→ Exercise objective
Only a number is wanted here: the number of lines of the data that include "needs".

##### Material supplied #####

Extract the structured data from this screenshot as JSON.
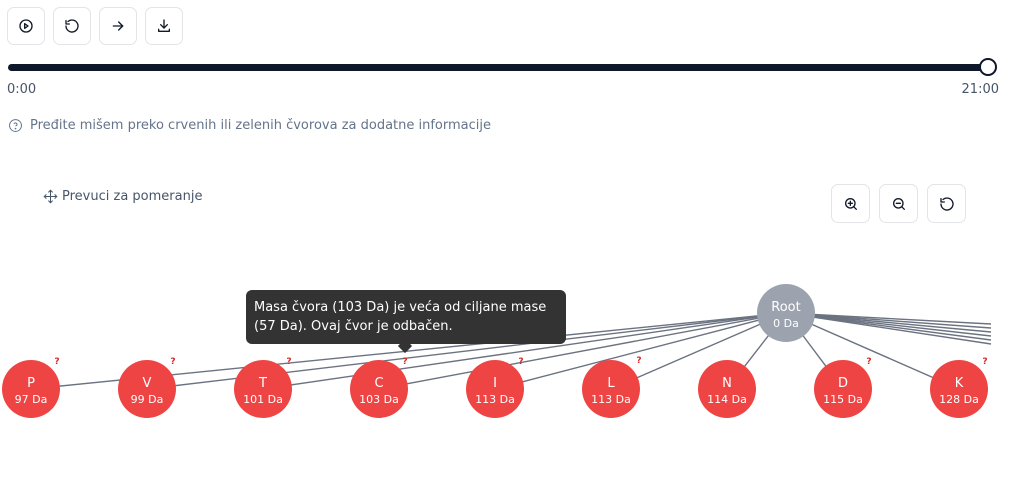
{
  "toolbar": {
    "buttons": [
      {
        "name": "play-button",
        "icon": "play-circle-icon"
      },
      {
        "name": "restart-button",
        "icon": "rotate-ccw-icon"
      },
      {
        "name": "step-forward-button",
        "icon": "arrow-right-icon"
      },
      {
        "name": "download-button",
        "icon": "download-icon"
      }
    ]
  },
  "timeline": {
    "start_label": "0:00",
    "end_label": "21:00",
    "progress": 1.0
  },
  "hint": {
    "text": "Pređite mišem preko crvenih ili zelenih čvorova za dodatne informacije"
  },
  "drag_hint": {
    "text": "Prevuci za pomeranje"
  },
  "zoom": {
    "buttons": [
      {
        "icon": "zoom-in-icon"
      },
      {
        "icon": "zoom-out-icon"
      },
      {
        "icon": "reset-icon"
      }
    ]
  },
  "tree": {
    "root": {
      "label": "Root",
      "mass": "0 Da",
      "color": "#9ca3af"
    },
    "rejected_color": "#ef4444",
    "edge_marker": "?",
    "nodes": [
      {
        "label": "P",
        "mass": "97 Da"
      },
      {
        "label": "V",
        "mass": "99 Da"
      },
      {
        "label": "T",
        "mass": "101 Da"
      },
      {
        "label": "C",
        "mass": "103 Da"
      },
      {
        "label": "I",
        "mass": "113 Da"
      },
      {
        "label": "L",
        "mass": "113 Da"
      },
      {
        "label": "N",
        "mass": "114 Da"
      },
      {
        "label": "D",
        "mass": "115 Da"
      },
      {
        "label": "K",
        "mass": "128 Da"
      }
    ]
  },
  "tooltip": {
    "text": "Masa čvora (103 Da) je veća od ciljane mase (57 Da). Ovaj čvor je odbačen."
  }
}
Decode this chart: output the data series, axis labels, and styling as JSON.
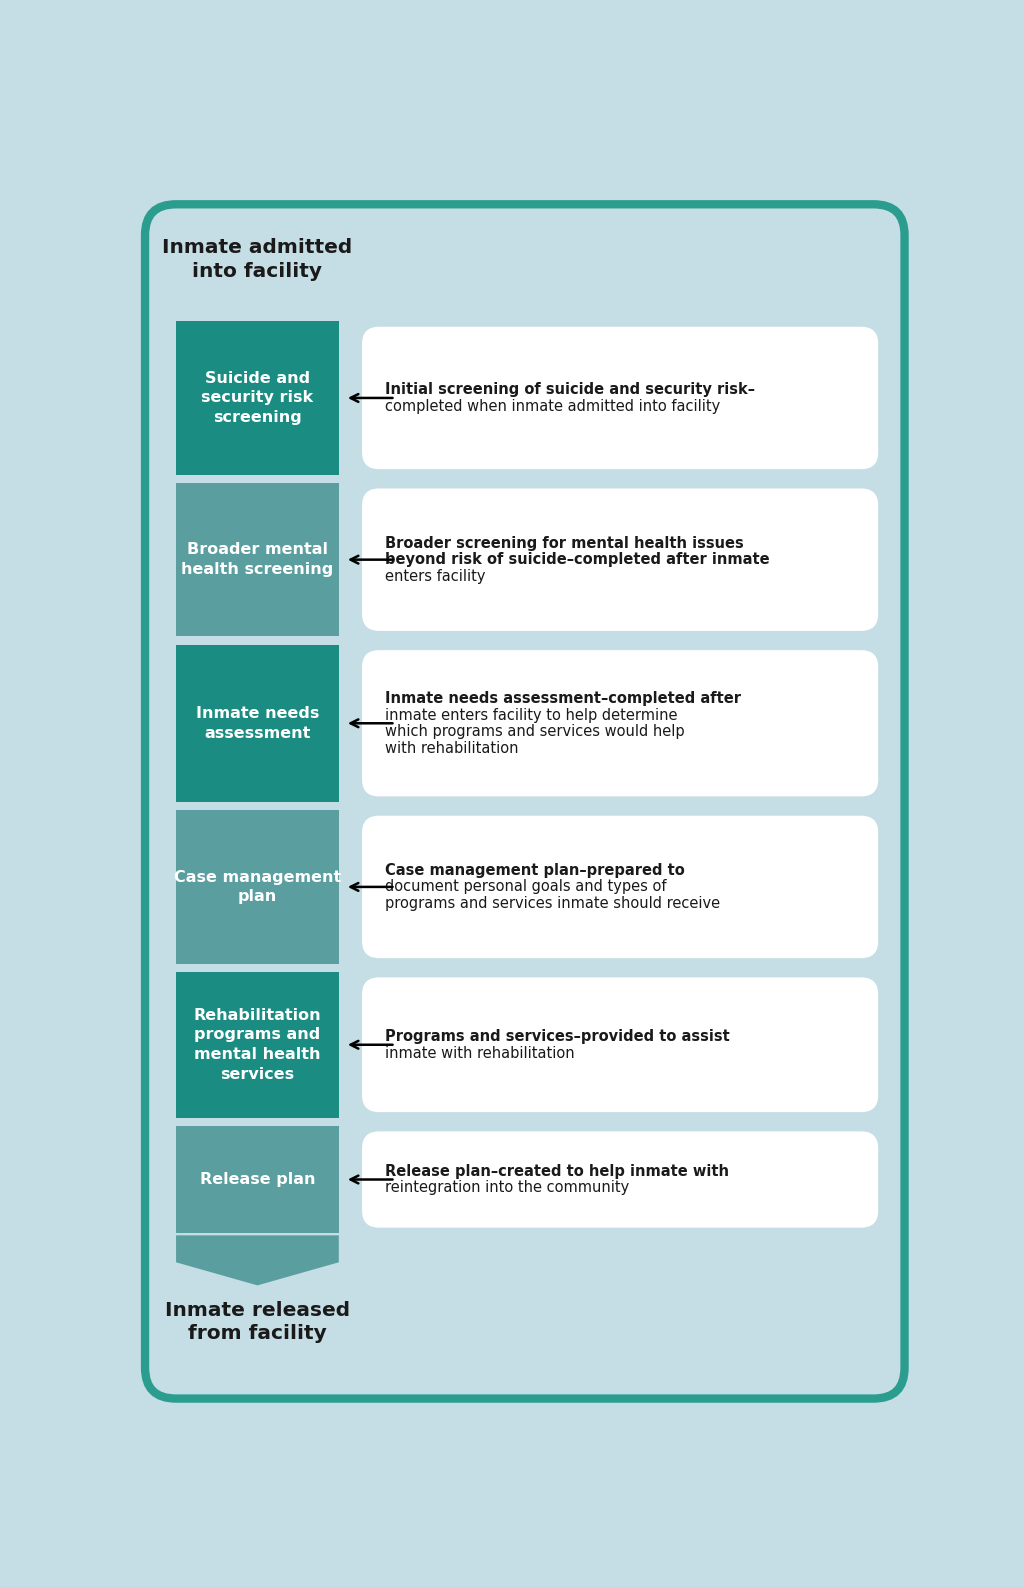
{
  "bg_color": "#c5dde5",
  "border_color": "#2a9d8f",
  "teal_dark": "#1a8c82",
  "teal_medium": "#5a9ea0",
  "white": "#ffffff",
  "black": "#1a1a1a",
  "top_label": "Inmate admitted\ninto facility",
  "bottom_label": "Inmate released\nfrom facility",
  "steps": [
    {
      "left_text": "Suicide and\nsecurity risk\nscreening",
      "right_lines": [
        {
          "bold": true,
          "text": "Initial screening of suicide and security risk–"
        },
        {
          "bold": false,
          "text": "completed when inmate admitted into facility"
        }
      ],
      "color": "#1a8c82"
    },
    {
      "left_text": "Broader mental\nhealth screening",
      "right_lines": [
        {
          "bold": true,
          "text": "Broader screening for mental health issues"
        },
        {
          "bold": true,
          "text": "beyond risk of suicide–completed after inmate"
        },
        {
          "bold": false,
          "text": "enters facility"
        }
      ],
      "color": "#5a9ea0"
    },
    {
      "left_text": "Inmate needs\nassessment",
      "right_lines": [
        {
          "bold": true,
          "text": "Inmate needs assessment–completed after"
        },
        {
          "bold": false,
          "text": "inmate enters facility to help determine"
        },
        {
          "bold": false,
          "text": "which programs and services would help"
        },
        {
          "bold": false,
          "text": "with rehabilitation"
        }
      ],
      "color": "#1a8c82"
    },
    {
      "left_text": "Case management\nplan",
      "right_lines": [
        {
          "bold": true,
          "text": "Case management plan–prepared to"
        },
        {
          "bold": false,
          "text": "document personal goals and types of"
        },
        {
          "bold": false,
          "text": "programs and services inmate should receive"
        }
      ],
      "color": "#5a9ea0"
    },
    {
      "left_text": "Rehabilitation\nprograms and\nmental health\nservices",
      "right_lines": [
        {
          "bold": true,
          "text": "Programs and services–provided to assist"
        },
        {
          "bold": false,
          "text": "inmate with rehabilitation"
        }
      ],
      "color": "#1a8c82"
    },
    {
      "left_text": "Release plan",
      "right_lines": [
        {
          "bold": true,
          "text": "Release plan–created to help inmate with"
        },
        {
          "bold": false,
          "text": "reintegration into the community"
        }
      ],
      "color": "#5a9ea0"
    }
  ]
}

#####

→ Completed exercise
2